# START OF Records
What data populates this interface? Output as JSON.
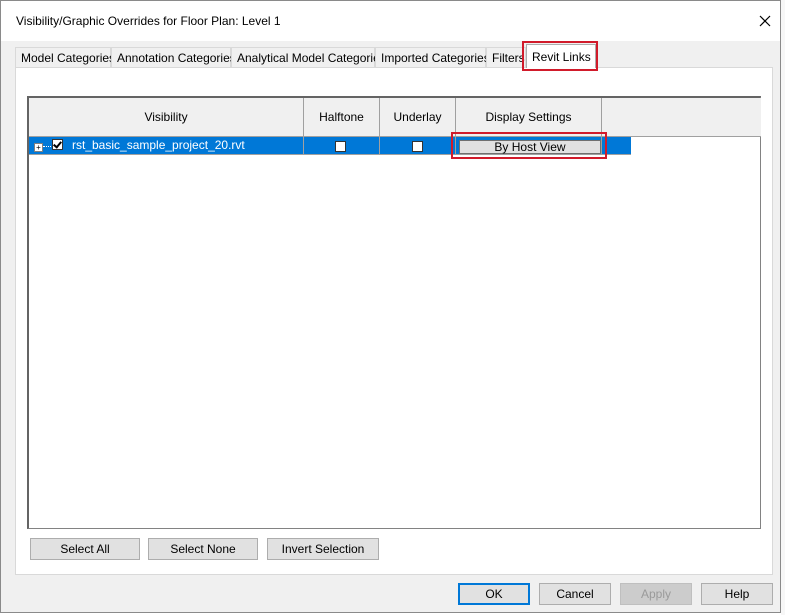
{
  "window": {
    "title": "Visibility/Graphic Overrides for Floor Plan: Level 1",
    "close_icon": "close-icon"
  },
  "tabs": [
    {
      "label": "Model Categories",
      "active": false
    },
    {
      "label": "Annotation Categories",
      "active": false
    },
    {
      "label": "Analytical Model Categories",
      "active": false
    },
    {
      "label": "Imported Categories",
      "active": false
    },
    {
      "label": "Filters",
      "active": false
    },
    {
      "label": "Revit Links",
      "active": true
    }
  ],
  "grid": {
    "columns": [
      "Visibility",
      "Halftone",
      "Underlay",
      "Display Settings"
    ],
    "rows": [
      {
        "expanded": false,
        "visible": true,
        "name": "rst_basic_sample_project_20.rvt",
        "halftone": false,
        "underlay": false,
        "display_settings": "By Host View",
        "selected": true
      }
    ]
  },
  "selection_buttons": {
    "select_all": "Select All",
    "select_none": "Select None",
    "invert_selection": "Invert Selection"
  },
  "footer_buttons": {
    "ok": "OK",
    "cancel": "Cancel",
    "apply": "Apply",
    "help": "Help"
  },
  "colors": {
    "selection": "#0078d7",
    "highlight_box": "#d11b2b",
    "dialog_bg": "#f0f0f0"
  }
}
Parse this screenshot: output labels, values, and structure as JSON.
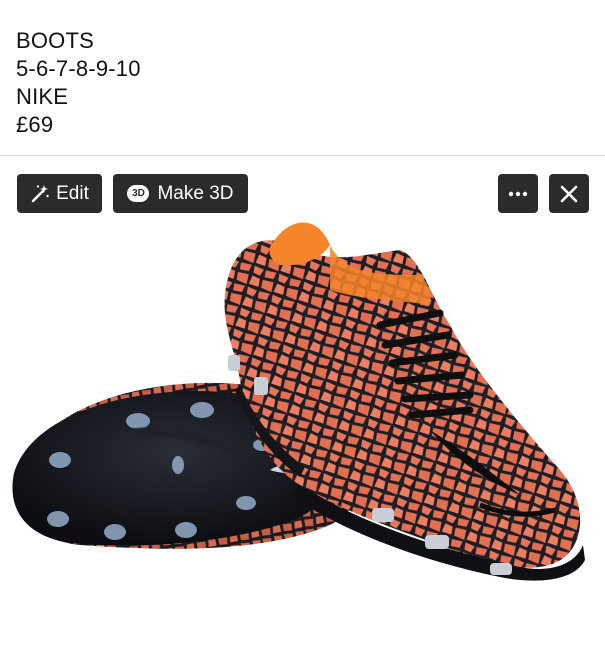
{
  "post": {
    "lines": [
      "BOOTS",
      "5-6-7-8-9-10",
      "NIKE",
      "£69"
    ]
  },
  "toolbar": {
    "edit_label": "Edit",
    "make3d_label": "Make 3D",
    "make3d_badge": "3D",
    "more_icon": "ellipsis-icon",
    "close_icon": "close-icon"
  },
  "photo": {
    "subject": "football-boots",
    "colors": {
      "base": "#1d1f24",
      "pattern": "#e9765a",
      "collar": "#f5852a",
      "laces": "#0f0f10"
    }
  }
}
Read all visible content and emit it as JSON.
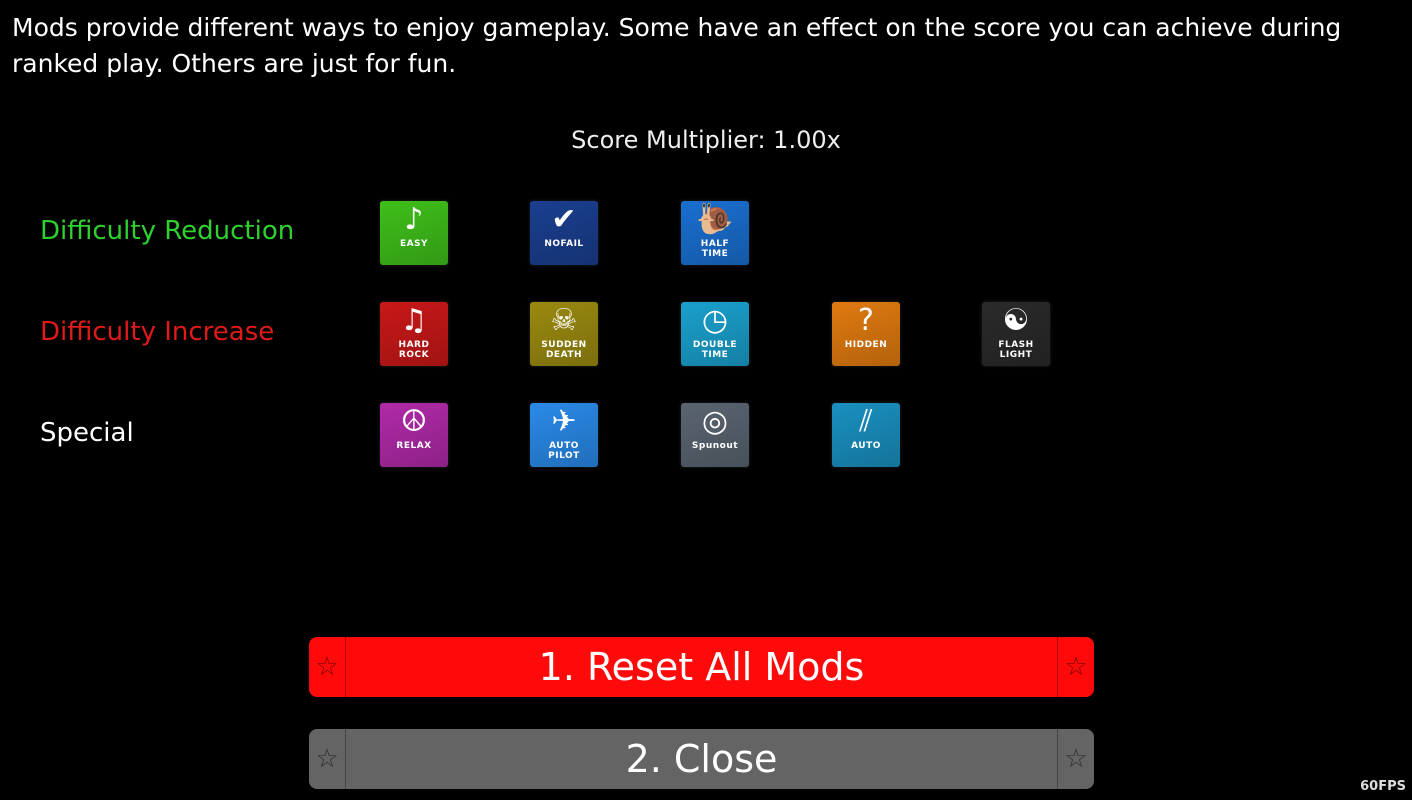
{
  "description": "Mods provide different ways to enjoy gameplay. Some have an effect on the score you can achieve during ranked play. Others are just for fun.",
  "score_multiplier": "Score Multiplier: 1.00x",
  "categories": [
    {
      "label": "Difficulty Reduction",
      "color": "#2ed12e",
      "mods": [
        {
          "label": "EASY",
          "icon": "music-note-icon",
          "glyph": "♪",
          "color": "#3fbf1a"
        },
        {
          "label": "NOFAIL",
          "icon": "checkmark-icon",
          "glyph": "✔",
          "color": "#1a3f8f"
        },
        {
          "label": "HALF\nTIME",
          "icon": "snail-icon",
          "glyph": "🐌",
          "color": "#1a6fd0"
        }
      ]
    },
    {
      "label": "Difficulty Increase",
      "color": "#e01a1a",
      "mods": [
        {
          "label": "HARD\nROCK",
          "icon": "music-notes-icon",
          "glyph": "♫",
          "color": "#c81818"
        },
        {
          "label": "SUDDEN\nDEATH",
          "icon": "skull-icon",
          "glyph": "☠",
          "color": "#9a8a10"
        },
        {
          "label": "DOUBLE\nTIME",
          "icon": "clock-icon",
          "glyph": "◷",
          "color": "#1aa0cc"
        },
        {
          "label": "HIDDEN",
          "icon": "question-mark-icon",
          "glyph": "?",
          "color": "#e07a10"
        },
        {
          "label": "FLASH\nLIGHT",
          "icon": "yin-yang-icon",
          "glyph": "☯",
          "color": "#2a2a2a"
        }
      ]
    },
    {
      "label": "Special",
      "color": "#ffffff",
      "mods": [
        {
          "label": "RELAX",
          "icon": "peace-icon",
          "glyph": "☮",
          "color": "#b02aa8"
        },
        {
          "label": "AUTO\nPILOT",
          "icon": "airplane-icon",
          "glyph": "✈",
          "color": "#2a8ae8"
        },
        {
          "label": "Spunout",
          "icon": "spinner-icon",
          "glyph": "◎",
          "color": "#5a6470"
        },
        {
          "label": "AUTO",
          "icon": "auto-bars-icon",
          "glyph": "⫽",
          "color": "#1a90c0"
        }
      ]
    }
  ],
  "buttons": {
    "reset": {
      "label": "1. Reset All Mods",
      "color": "#ff0a0a"
    },
    "close": {
      "label": "2. Close",
      "color": "#646464"
    }
  },
  "fps": "60FPS"
}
# END OF Records
§ **What the task asks**:
Take every line containing the word "true" and copy it.

§ **Complete answer**:
      "active": true
        "visible": true,
        "selected": true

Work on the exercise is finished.